=== DOCUMENT ===
* start *

Hi, Please help me with this. I have a table with 4 colmuns: A, B, C, D. The table has maybe around 5 rows in which two rows have exactly the same values in all the 4 columns. What is the SQL with which I can pickup the duplicate row? Thx, Srikanth

Eric August 9, 2007

I have a table with the Columns: IFILN, IBOOKN, IDTBOK, inmate_id, visit_no. inmate_id is a unique identifier attached to each person abd I need to be able to count the number of times that person appears and put that count into visit_no. example: inmate_id visit_no A 1 B 1 A 2 C 1 A 3 B 2 so that it shows this was the 1st visit, this was the 2nd etc. Can i use a form of this, if so/not any ideas on how to implement?

* end *

=== INFORMATION PROVIDED ===

* start *

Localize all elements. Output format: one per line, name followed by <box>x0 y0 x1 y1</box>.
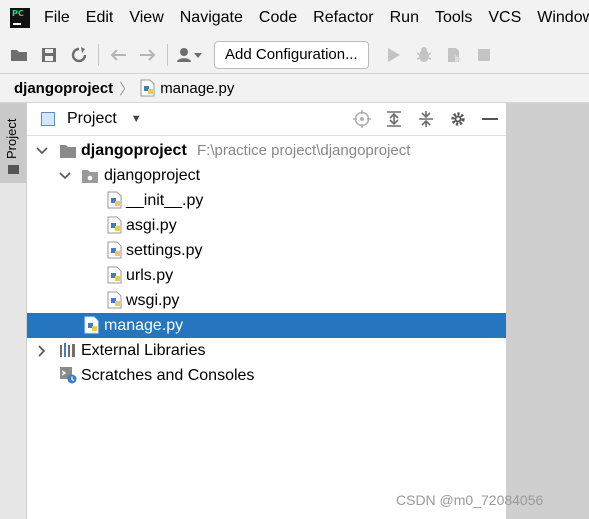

* end *

=== EXERCISE TASK 1 ===
In the SQL forum thread, what does Eric say inmate_id is?
=== EXERCISE TASK 2 ===
Set down a passage of the SQL forum thread word for word, beginning at the words "Hi, Please help" and stopping after "how to implement?".
=== EXERCISE TASK 3 ===
Write the next part of the SQL forum thread, picking up after its final sentence.

=== EXERCISE RESULT 1 ===
A unique identifier attached to each person.

=== EXERCISE RESULT 2 ===
Hi, Please help me with this. I have a table with 4 colmuns: A, B, C, D. The table has maybe around 5 rows in which two rows have exactly the same values in all the 4 columns. What is the SQL with which I can pickup the duplicate row? Thx, Srikanth

Eric August 9, 2007

I have a table with the Columns: IFILN, IBOOKN, IDTBOK, inmate_id, visit_no. inmate_id is a unique identifier attached to each person abd I need to be able to count the number of times that person appears and put that count into visit_no. example: inmate_id visit_no A 1 B 1 A 2 C 1 A 3 B 2 so that it shows this was the 1st visit, this was the 2nd etc. Can i use a form of this, if so/not any ideas on how to implement?

=== EXERCISE RESULT 3 ===
Daniel August 22, 2007

I have the following column: A, B, C and data for column A and B is duplicated, and need to remove the duplicated records but before I remove the record i have to check column 'B' which has some condtion if column 'B' data is 0 I have to remove all the other data which is duplicated either wise I have o keep the records, which means the first priority is for to get 0. Example: A B C 1 3 0 1 3 2 I need to have the result of A B C 1 3 0 Please any idea? Thanks, Daniel

Shrey August 23, 2007

Hi All: I have a similar issue -- let's say I have two tables, A and B, with two columns in each, table A is a table where users upload data, and B is a final table. A has duplicate data, as well as updated records. I've been trying to figure out a sql query which would go through table A, find which entries are not in table B and then copy them over. Further, it should check to see if any records have been updated in Table A and replace the data in Table B with the new data. Any ideas? example: A(Temp Table) 1 1 2 22 3 3 B(Final Table) (Before addition of A) 1 1 2 2 4 4 B(Final Table) (After addition of A) 1 1 2 22 3 3 4 4

Ana August 23, 2007

delete from table That should do the trick...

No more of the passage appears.